Set problem: Leave out the pictures and transcribe everything else exactly.

Data provided:
----------
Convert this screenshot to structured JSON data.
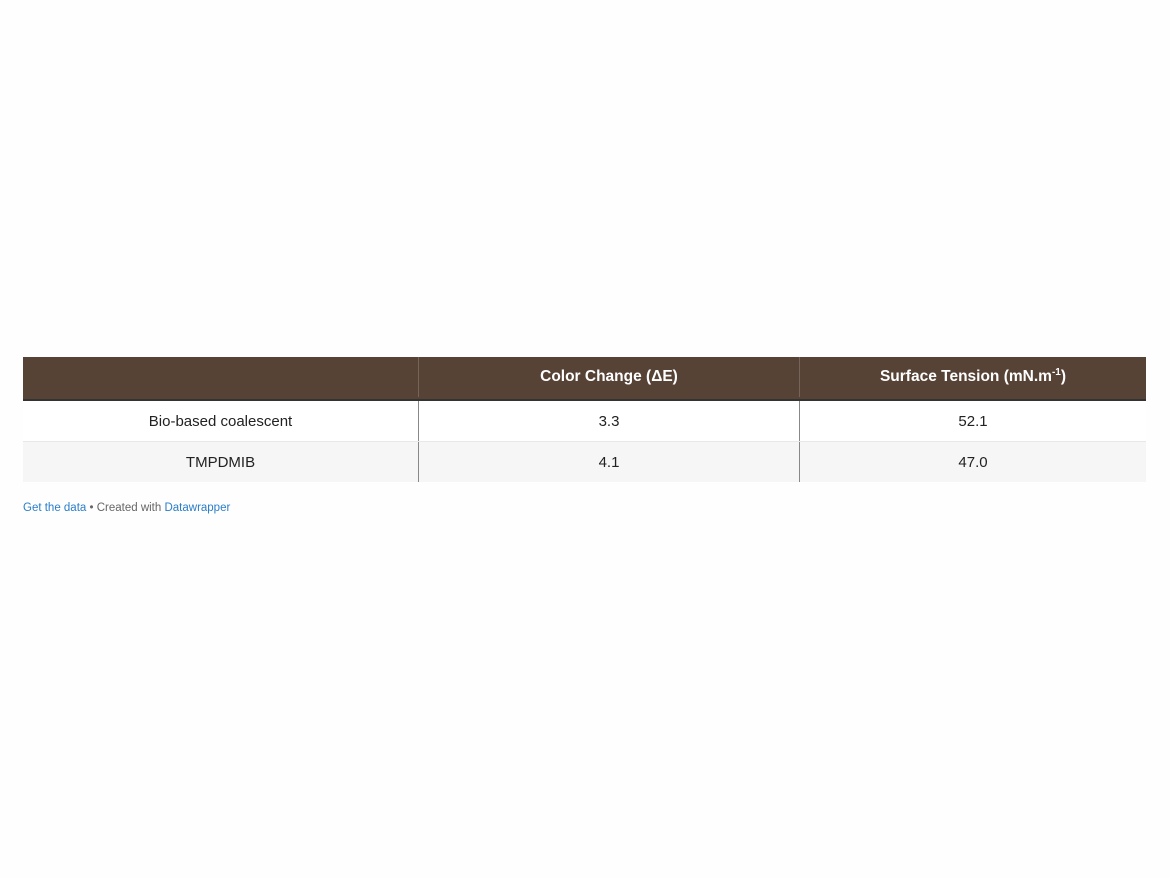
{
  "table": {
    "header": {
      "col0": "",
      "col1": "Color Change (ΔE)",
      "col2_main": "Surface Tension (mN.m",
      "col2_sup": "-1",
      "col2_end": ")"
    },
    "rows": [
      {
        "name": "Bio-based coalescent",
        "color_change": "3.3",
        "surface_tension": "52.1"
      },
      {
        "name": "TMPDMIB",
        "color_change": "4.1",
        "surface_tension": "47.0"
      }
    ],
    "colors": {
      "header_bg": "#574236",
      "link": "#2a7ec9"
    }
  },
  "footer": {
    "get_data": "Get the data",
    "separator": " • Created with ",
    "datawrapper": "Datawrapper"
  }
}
----------
Result of this task:
Convert this screenshot to structured JSON data.
{
  "table": {
    "header": {
      "col0": "",
      "col1": "Color Change (ΔE)",
      "col2_main": "Surface Tension (mN.m",
      "col2_sup": "-1",
      "col2_end": ")"
    },
    "rows": [
      {
        "name": "Bio-based coalescent",
        "color_change": "3.3",
        "surface_tension": "52.1"
      },
      {
        "name": "TMPDMIB",
        "color_change": "4.1",
        "surface_tension": "47.0"
      }
    ],
    "colors": {
      "header_bg": "#574236",
      "link": "#2a7ec9"
    }
  },
  "footer": {
    "get_data": "Get the data",
    "separator": " • Created with ",
    "datawrapper": "Datawrapper"
  }
}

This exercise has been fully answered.